[Items from a data source]
— Start —
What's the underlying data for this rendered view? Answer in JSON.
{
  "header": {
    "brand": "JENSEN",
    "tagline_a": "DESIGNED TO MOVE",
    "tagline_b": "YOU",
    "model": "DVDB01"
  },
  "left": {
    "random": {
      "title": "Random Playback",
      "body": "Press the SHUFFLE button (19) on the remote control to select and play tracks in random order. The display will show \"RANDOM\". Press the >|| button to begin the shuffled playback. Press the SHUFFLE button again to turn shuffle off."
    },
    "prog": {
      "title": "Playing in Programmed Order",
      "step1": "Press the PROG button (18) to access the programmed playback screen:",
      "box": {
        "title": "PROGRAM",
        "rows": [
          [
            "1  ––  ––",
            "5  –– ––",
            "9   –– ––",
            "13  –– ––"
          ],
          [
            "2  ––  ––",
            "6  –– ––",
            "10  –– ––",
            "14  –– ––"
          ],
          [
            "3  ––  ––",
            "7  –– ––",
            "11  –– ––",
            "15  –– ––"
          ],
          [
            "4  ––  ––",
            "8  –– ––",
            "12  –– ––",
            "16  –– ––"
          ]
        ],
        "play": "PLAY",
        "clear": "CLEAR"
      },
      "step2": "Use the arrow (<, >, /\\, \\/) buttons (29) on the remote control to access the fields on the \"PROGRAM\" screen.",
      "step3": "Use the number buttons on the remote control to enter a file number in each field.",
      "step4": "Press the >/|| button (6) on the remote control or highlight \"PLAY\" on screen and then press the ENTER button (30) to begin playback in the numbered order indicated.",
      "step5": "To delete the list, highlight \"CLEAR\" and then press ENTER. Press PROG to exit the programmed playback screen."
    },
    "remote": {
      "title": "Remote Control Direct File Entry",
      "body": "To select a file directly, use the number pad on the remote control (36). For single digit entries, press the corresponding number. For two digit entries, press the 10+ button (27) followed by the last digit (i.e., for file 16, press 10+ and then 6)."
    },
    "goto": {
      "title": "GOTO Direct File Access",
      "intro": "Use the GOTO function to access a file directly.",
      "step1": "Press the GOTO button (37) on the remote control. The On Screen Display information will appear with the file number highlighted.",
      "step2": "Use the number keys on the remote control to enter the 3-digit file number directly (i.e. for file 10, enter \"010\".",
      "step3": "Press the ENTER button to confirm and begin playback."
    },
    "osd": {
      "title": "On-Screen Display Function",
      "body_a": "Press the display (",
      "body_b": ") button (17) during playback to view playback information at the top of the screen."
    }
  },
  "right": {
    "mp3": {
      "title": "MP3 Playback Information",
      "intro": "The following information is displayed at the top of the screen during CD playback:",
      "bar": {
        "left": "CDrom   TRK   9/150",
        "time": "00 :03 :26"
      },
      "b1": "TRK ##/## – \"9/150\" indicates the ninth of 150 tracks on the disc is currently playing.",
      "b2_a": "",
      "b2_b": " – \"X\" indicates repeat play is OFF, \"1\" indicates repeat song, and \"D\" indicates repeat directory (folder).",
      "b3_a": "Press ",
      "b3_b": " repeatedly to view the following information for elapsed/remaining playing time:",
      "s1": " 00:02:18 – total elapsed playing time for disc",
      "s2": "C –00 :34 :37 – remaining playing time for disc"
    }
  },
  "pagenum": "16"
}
— End —
§ GIVEN TASK
Copy out every entry again, exactly as it was given.

§ RESPONSE TO THIS EXERCISE
What's the underlying data for this rendered view? Answer in JSON.
{
  "header": {
    "brand": "JENSEN",
    "tagline_a": "DESIGNED TO MOVE",
    "tagline_b": "YOU",
    "model": "DVDB01"
  },
  "left": {
    "random": {
      "title": "Random Playback",
      "body": "Press the SHUFFLE button (19) on the remote control to select and play tracks in random order. The display will show \"RANDOM\". Press the >|| button to begin the shuffled playback. Press the SHUFFLE button again to turn shuffle off."
    },
    "prog": {
      "title": "Playing in Programmed Order",
      "step1": "Press the PROG button (18) to access the programmed playback screen:",
      "box": {
        "title": "PROGRAM",
        "rows": [
          [
            "1  ––  ––",
            "5  –– ––",
            "9   –– ––",
            "13  –– ––"
          ],
          [
            "2  ––  ––",
            "6  –– ––",
            "10  –– ––",
            "14  –– ––"
          ],
          [
            "3  ––  ––",
            "7  –– ––",
            "11  –– ––",
            "15  –– ––"
          ],
          [
            "4  ––  ––",
            "8  –– ––",
            "12  –– ––",
            "16  –– ––"
          ]
        ],
        "play": "PLAY",
        "clear": "CLEAR"
      },
      "step2": "Use the arrow (<, >, /\\, \\/) buttons (29) on the remote control to access the fields on the \"PROGRAM\" screen.",
      "step3": "Use the number buttons on the remote control to enter a file number in each field.",
      "step4": "Press the >/|| button (6) on the remote control or highlight \"PLAY\" on screen and then press the ENTER button (30) to begin playback in the numbered order indicated.",
      "step5": "To delete the list, highlight \"CLEAR\" and then press ENTER. Press PROG to exit the programmed playback screen."
    },
    "remote": {
      "title": "Remote Control Direct File Entry",
      "body": "To select a file directly, use the number pad on the remote control (36). For single digit entries, press the corresponding number. For two digit entries, press the 10+ button (27) followed by the last digit (i.e., for file 16, press 10+ and then 6)."
    },
    "goto": {
      "title": "GOTO Direct File Access",
      "intro": "Use the GOTO function to access a file directly.",
      "step1": "Press the GOTO button (37) on the remote control. The On Screen Display information will appear with the file number highlighted.",
      "step2": "Use the number keys on the remote control to enter the 3-digit file number directly (i.e. for file 10, enter \"010\".",
      "step3": "Press the ENTER button to confirm and begin playback."
    },
    "osd": {
      "title": "On-Screen Display Function",
      "body_a": "Press the display (",
      "body_b": ") button (17) during playback to view playback information at the top of the screen."
    }
  },
  "right": {
    "mp3": {
      "title": "MP3 Playback Information",
      "intro": "The following information is displayed at the top of the screen during CD playback:",
      "bar": {
        "left": "CDrom   TRK   9/150",
        "time": "00 :03 :26"
      },
      "b1": "TRK ##/## – \"9/150\" indicates the ninth of 150 tracks on the disc is currently playing.",
      "b2_a": "",
      "b2_b": " – \"X\" indicates repeat play is OFF, \"1\" indicates repeat song, and \"D\" indicates repeat directory (folder).",
      "b3_a": "Press ",
      "b3_b": " repeatedly to view the following information for elapsed/remaining playing time:",
      "s1": " 00:02:18 – total elapsed playing time for disc",
      "s2": "C –00 :34 :37 – remaining playing time for disc"
    }
  },
  "pagenum": "16"
}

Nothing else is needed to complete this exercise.